Task objective. Word for word, set down the records and skip each picture.

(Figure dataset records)
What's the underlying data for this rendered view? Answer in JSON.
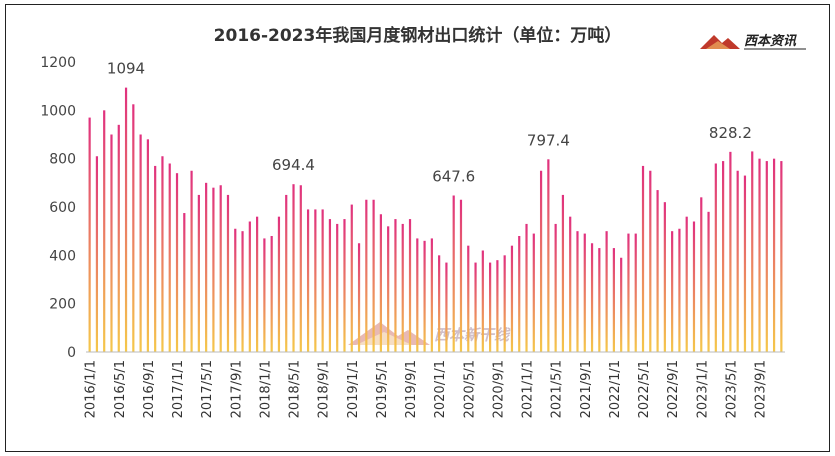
{
  "title": "2016-2023年我国月度钢材出口统计（单位：万吨）",
  "logo": {
    "text": "西本资讯",
    "icon": "xiben-logo-icon"
  },
  "watermark": {
    "text": "西本新干线",
    "icon": "xiben-watermark-icon"
  },
  "colors": {
    "bar_top": "#e0307e",
    "bar_bottom": "#f5c84a",
    "axis": "#bbbbbb",
    "text": "#333333"
  },
  "chart_data": {
    "type": "bar",
    "title": "2016-2023年我国月度钢材出口统计（单位：万吨）",
    "xlabel": "",
    "ylabel": "",
    "ylim": [
      0,
      1200
    ],
    "yticks": [
      0,
      200,
      400,
      600,
      800,
      1000,
      1200
    ],
    "grid": false,
    "legend": "none",
    "x": [
      "2016/1/1",
      "2016/2/1",
      "2016/3/1",
      "2016/4/1",
      "2016/5/1",
      "2016/6/1",
      "2016/7/1",
      "2016/8/1",
      "2016/9/1",
      "2016/10/1",
      "2016/11/1",
      "2016/12/1",
      "2017/1/1",
      "2017/2/1",
      "2017/3/1",
      "2017/4/1",
      "2017/5/1",
      "2017/6/1",
      "2017/7/1",
      "2017/8/1",
      "2017/9/1",
      "2017/10/1",
      "2017/11/1",
      "2017/12/1",
      "2018/1/1",
      "2018/2/1",
      "2018/3/1",
      "2018/4/1",
      "2018/5/1",
      "2018/6/1",
      "2018/7/1",
      "2018/8/1",
      "2018/9/1",
      "2018/10/1",
      "2018/11/1",
      "2018/12/1",
      "2019/1/1",
      "2019/2/1",
      "2019/3/1",
      "2019/4/1",
      "2019/5/1",
      "2019/6/1",
      "2019/7/1",
      "2019/8/1",
      "2019/9/1",
      "2019/10/1",
      "2019/11/1",
      "2019/12/1",
      "2020/1/1",
      "2020/2/1",
      "2020/3/1",
      "2020/4/1",
      "2020/5/1",
      "2020/6/1",
      "2020/7/1",
      "2020/8/1",
      "2020/9/1",
      "2020/10/1",
      "2020/11/1",
      "2020/12/1",
      "2021/1/1",
      "2021/2/1",
      "2021/3/1",
      "2021/4/1",
      "2021/5/1",
      "2021/6/1",
      "2021/7/1",
      "2021/8/1",
      "2021/9/1",
      "2021/10/1",
      "2021/11/1",
      "2021/12/1",
      "2022/1/1",
      "2022/2/1",
      "2022/3/1",
      "2022/4/1",
      "2022/5/1",
      "2022/6/1",
      "2022/7/1",
      "2022/8/1",
      "2022/9/1",
      "2022/10/1",
      "2022/11/1",
      "2022/12/1",
      "2023/1/1",
      "2023/2/1",
      "2023/3/1",
      "2023/4/1",
      "2023/5/1",
      "2023/6/1",
      "2023/7/1",
      "2023/8/1",
      "2023/9/1",
      "2023/10/1",
      "2023/11/1",
      "2023/12/1"
    ],
    "xtick_labels": [
      "2016/1/1",
      "2016/5/1",
      "2016/9/1",
      "2017/1/1",
      "2017/5/1",
      "2017/9/1",
      "2018/1/1",
      "2018/5/1",
      "2018/9/1",
      "2019/1/1",
      "2019/5/1",
      "2019/9/1",
      "2020/1/1",
      "2020/5/1",
      "2020/9/1",
      "2021/1/1",
      "2021/5/1",
      "2021/9/1",
      "2022/1/1",
      "2022/5/1",
      "2022/9/1",
      "2023/1/1",
      "2023/5/1",
      "2023/9/1"
    ],
    "values": [
      970,
      810,
      1000,
      900,
      940,
      1094,
      1025,
      900,
      880,
      770,
      810,
      780,
      740,
      575,
      750,
      650,
      700,
      680,
      690,
      650,
      510,
      500,
      540,
      560,
      470,
      480,
      560,
      650,
      694.4,
      690,
      590,
      590,
      590,
      550,
      530,
      550,
      610,
      450,
      630,
      630,
      570,
      520,
      550,
      530,
      550,
      470,
      460,
      470,
      400,
      370,
      647.6,
      630,
      440,
      370,
      420,
      370,
      380,
      400,
      440,
      480,
      530,
      490,
      750,
      797.4,
      530,
      650,
      560,
      500,
      490,
      450,
      430,
      500,
      430,
      390,
      490,
      490,
      770,
      750,
      670,
      620,
      500,
      510,
      560,
      540,
      640,
      580,
      780,
      790,
      828.2,
      750,
      730,
      830,
      800,
      790,
      800,
      790
    ],
    "data_labels": [
      {
        "x": "2016/6/1",
        "value": "1094"
      },
      {
        "x": "2018/5/1",
        "value": "694.4"
      },
      {
        "x": "2020/3/1",
        "value": "647.6"
      },
      {
        "x": "2021/4/1",
        "value": "797.4"
      },
      {
        "x": "2023/5/1",
        "value": "828.2"
      }
    ]
  }
}
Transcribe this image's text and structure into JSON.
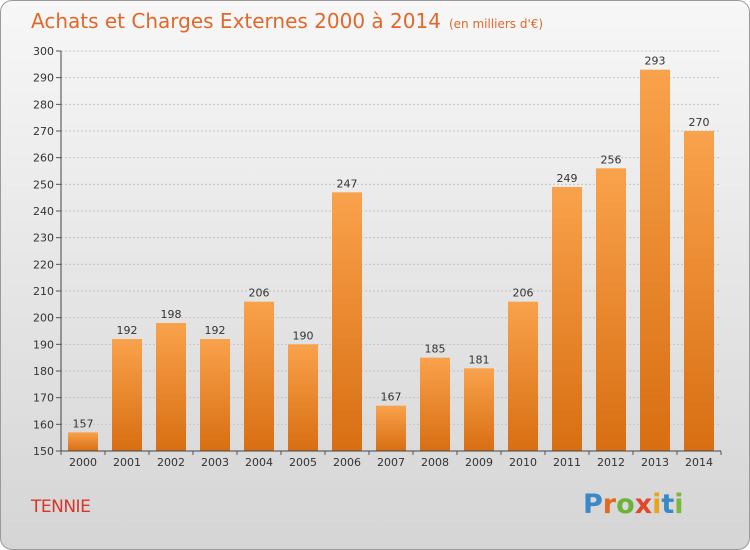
{
  "header": {
    "title": "Achats et Charges Externes 2000 à 2014",
    "subtitle": "(en milliers d'€)"
  },
  "footer": {
    "commune": "TENNIE",
    "brand": "Proxiti"
  },
  "colors": {
    "bar_light": "#f9a24c",
    "bar_dark": "#d86e12",
    "title": "#e0682a",
    "commune": "#d7352a",
    "logo_letters": [
      "#3a88c8",
      "#e06a22",
      "#6bb23a",
      "#e0482a",
      "#e6a51a",
      "#3a88c8",
      "#7ab83a"
    ]
  },
  "chart_data": {
    "type": "bar",
    "categories": [
      "2000",
      "2001",
      "2002",
      "2003",
      "2004",
      "2005",
      "2006",
      "2007",
      "2008",
      "2009",
      "2010",
      "2011",
      "2012",
      "2013",
      "2014"
    ],
    "values": [
      157,
      192,
      198,
      192,
      206,
      190,
      247,
      167,
      185,
      181,
      206,
      249,
      256,
      293,
      270
    ],
    "ylim": [
      150,
      300
    ],
    "yticks": [
      150,
      160,
      170,
      180,
      190,
      200,
      210,
      220,
      230,
      240,
      250,
      260,
      270,
      280,
      290,
      300
    ],
    "grid": true,
    "data_labels": true
  }
}
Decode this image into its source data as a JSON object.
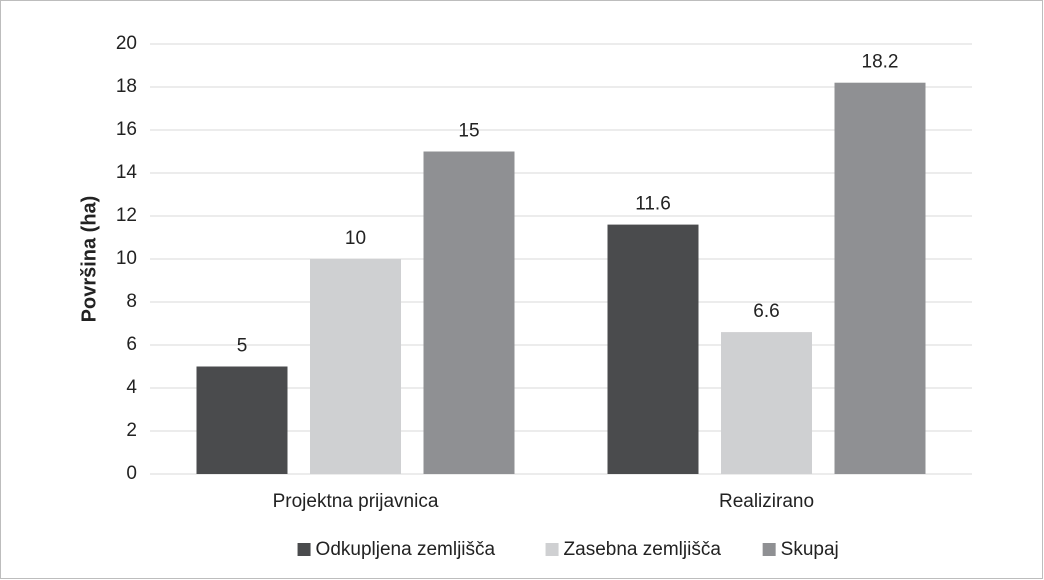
{
  "chart_data": {
    "type": "bar",
    "y_label": "Površina (ha)",
    "categories": [
      "Projektna prijavnica",
      "Realizirano"
    ],
    "series": [
      {
        "name": "Odkupljena zemljišča",
        "color": "#4a4b4d",
        "values": [
          5,
          11.6
        ]
      },
      {
        "name": "Zasebna zemljišča",
        "color": "#cfd0d2",
        "values": [
          10,
          6.6
        ]
      },
      {
        "name": "Skupaj",
        "color": "#8f9093",
        "values": [
          15,
          18.2
        ]
      }
    ],
    "ylim": [
      0,
      20
    ],
    "yticks": [
      0,
      2,
      4,
      6,
      8,
      10,
      12,
      14,
      16,
      18,
      20
    ],
    "grid": true,
    "legend": "bottom"
  }
}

Task result.
What's the underlying data for this rendered view? Answer in JSON.
{
  "title": "2016-2023年我国月度钢材出口统计（单位：万吨）",
  "logo": {
    "text": "西本资讯",
    "icon": "xiben-logo-icon"
  },
  "watermark": {
    "text": "西本新干线",
    "icon": "xiben-watermark-icon"
  },
  "colors": {
    "bar_top": "#e0307e",
    "bar_bottom": "#f5c84a",
    "axis": "#bbbbbb",
    "text": "#333333"
  },
  "chart_data": {
    "type": "bar",
    "title": "2016-2023年我国月度钢材出口统计（单位：万吨）",
    "xlabel": "",
    "ylabel": "",
    "ylim": [
      0,
      1200
    ],
    "yticks": [
      0,
      200,
      400,
      600,
      800,
      1000,
      1200
    ],
    "grid": false,
    "legend": "none",
    "x": [
      "2016/1/1",
      "2016/2/1",
      "2016/3/1",
      "2016/4/1",
      "2016/5/1",
      "2016/6/1",
      "2016/7/1",
      "2016/8/1",
      "2016/9/1",
      "2016/10/1",
      "2016/11/1",
      "2016/12/1",
      "2017/1/1",
      "2017/2/1",
      "2017/3/1",
      "2017/4/1",
      "2017/5/1",
      "2017/6/1",
      "2017/7/1",
      "2017/8/1",
      "2017/9/1",
      "2017/10/1",
      "2017/11/1",
      "2017/12/1",
      "2018/1/1",
      "2018/2/1",
      "2018/3/1",
      "2018/4/1",
      "2018/5/1",
      "2018/6/1",
      "2018/7/1",
      "2018/8/1",
      "2018/9/1",
      "2018/10/1",
      "2018/11/1",
      "2018/12/1",
      "2019/1/1",
      "2019/2/1",
      "2019/3/1",
      "2019/4/1",
      "2019/5/1",
      "2019/6/1",
      "2019/7/1",
      "2019/8/1",
      "2019/9/1",
      "2019/10/1",
      "2019/11/1",
      "2019/12/1",
      "2020/1/1",
      "2020/2/1",
      "2020/3/1",
      "2020/4/1",
      "2020/5/1",
      "2020/6/1",
      "2020/7/1",
      "2020/8/1",
      "2020/9/1",
      "2020/10/1",
      "2020/11/1",
      "2020/12/1",
      "2021/1/1",
      "2021/2/1",
      "2021/3/1",
      "2021/4/1",
      "2021/5/1",
      "2021/6/1",
      "2021/7/1",
      "2021/8/1",
      "2021/9/1",
      "2021/10/1",
      "2021/11/1",
      "2021/12/1",
      "2022/1/1",
      "2022/2/1",
      "2022/3/1",
      "2022/4/1",
      "2022/5/1",
      "2022/6/1",
      "2022/7/1",
      "2022/8/1",
      "2022/9/1",
      "2022/10/1",
      "2022/11/1",
      "2022/12/1",
      "2023/1/1",
      "2023/2/1",
      "2023/3/1",
      "2023/4/1",
      "2023/5/1",
      "2023/6/1",
      "2023/7/1",
      "2023/8/1",
      "2023/9/1",
      "2023/10/1",
      "2023/11/1",
      "2023/12/1"
    ],
    "xtick_labels": [
      "2016/1/1",
      "2016/5/1",
      "2016/9/1",
      "2017/1/1",
      "2017/5/1",
      "2017/9/1",
      "2018/1/1",
      "2018/5/1",
      "2018/9/1",
      "2019/1/1",
      "2019/5/1",
      "2019/9/1",
      "2020/1/1",
      "2020/5/1",
      "2020/9/1",
      "2021/1/1",
      "2021/5/1",
      "2021/9/1",
      "2022/1/1",
      "2022/5/1",
      "2022/9/1",
      "2023/1/1",
      "2023/5/1",
      "2023/9/1"
    ],
    "values": [
      970,
      810,
      1000,
      900,
      940,
      1094,
      1025,
      900,
      880,
      770,
      810,
      780,
      740,
      575,
      750,
      650,
      700,
      680,
      690,
      650,
      510,
      500,
      540,
      560,
      470,
      480,
      560,
      650,
      694.4,
      690,
      590,
      590,
      590,
      550,
      530,
      550,
      610,
      450,
      630,
      630,
      570,
      520,
      550,
      530,
      550,
      470,
      460,
      470,
      400,
      370,
      647.6,
      630,
      440,
      370,
      420,
      370,
      380,
      400,
      440,
      480,
      530,
      490,
      750,
      797.4,
      530,
      650,
      560,
      500,
      490,
      450,
      430,
      500,
      430,
      390,
      490,
      490,
      770,
      750,
      670,
      620,
      500,
      510,
      560,
      540,
      640,
      580,
      780,
      790,
      828.2,
      750,
      730,
      830,
      800,
      790,
      800,
      790
    ],
    "data_labels": [
      {
        "x": "2016/6/1",
        "value": "1094"
      },
      {
        "x": "2018/5/1",
        "value": "694.4"
      },
      {
        "x": "2020/3/1",
        "value": "647.6"
      },
      {
        "x": "2021/4/1",
        "value": "797.4"
      },
      {
        "x": "2023/5/1",
        "value": "828.2"
      }
    ]
  }
}
Transcribe this image's text and structure into JSON.
{
  "header": {
    "title": "Achats et Charges Externes 2000 à 2014",
    "subtitle": "(en milliers d'€)"
  },
  "footer": {
    "commune": "TENNIE",
    "brand": "Proxiti"
  },
  "colors": {
    "bar_light": "#f9a24c",
    "bar_dark": "#d86e12",
    "title": "#e0682a",
    "commune": "#d7352a",
    "logo_letters": [
      "#3a88c8",
      "#e06a22",
      "#6bb23a",
      "#e0482a",
      "#e6a51a",
      "#3a88c8",
      "#7ab83a"
    ]
  },
  "chart_data": {
    "type": "bar",
    "categories": [
      "2000",
      "2001",
      "2002",
      "2003",
      "2004",
      "2005",
      "2006",
      "2007",
      "2008",
      "2009",
      "2010",
      "2011",
      "2012",
      "2013",
      "2014"
    ],
    "values": [
      157,
      192,
      198,
      192,
      206,
      190,
      247,
      167,
      185,
      181,
      206,
      249,
      256,
      293,
      270
    ],
    "ylim": [
      150,
      300
    ],
    "yticks": [
      150,
      160,
      170,
      180,
      190,
      200,
      210,
      220,
      230,
      240,
      250,
      260,
      270,
      280,
      290,
      300
    ],
    "grid": true,
    "data_labels": true
  }
}
Decode this image into its source data as a JSON object.
{
  "chart_data": {
    "type": "bar",
    "y_label": "Površina (ha)",
    "categories": [
      "Projektna prijavnica",
      "Realizirano"
    ],
    "series": [
      {
        "name": "Odkupljena zemljišča",
        "color": "#4a4b4d",
        "values": [
          5,
          11.6
        ]
      },
      {
        "name": "Zasebna zemljišča",
        "color": "#cfd0d2",
        "values": [
          10,
          6.6
        ]
      },
      {
        "name": "Skupaj",
        "color": "#8f9093",
        "values": [
          15,
          18.2
        ]
      }
    ],
    "ylim": [
      0,
      20
    ],
    "yticks": [
      0,
      2,
      4,
      6,
      8,
      10,
      12,
      14,
      16,
      18,
      20
    ],
    "grid": true,
    "legend": "bottom"
  }
}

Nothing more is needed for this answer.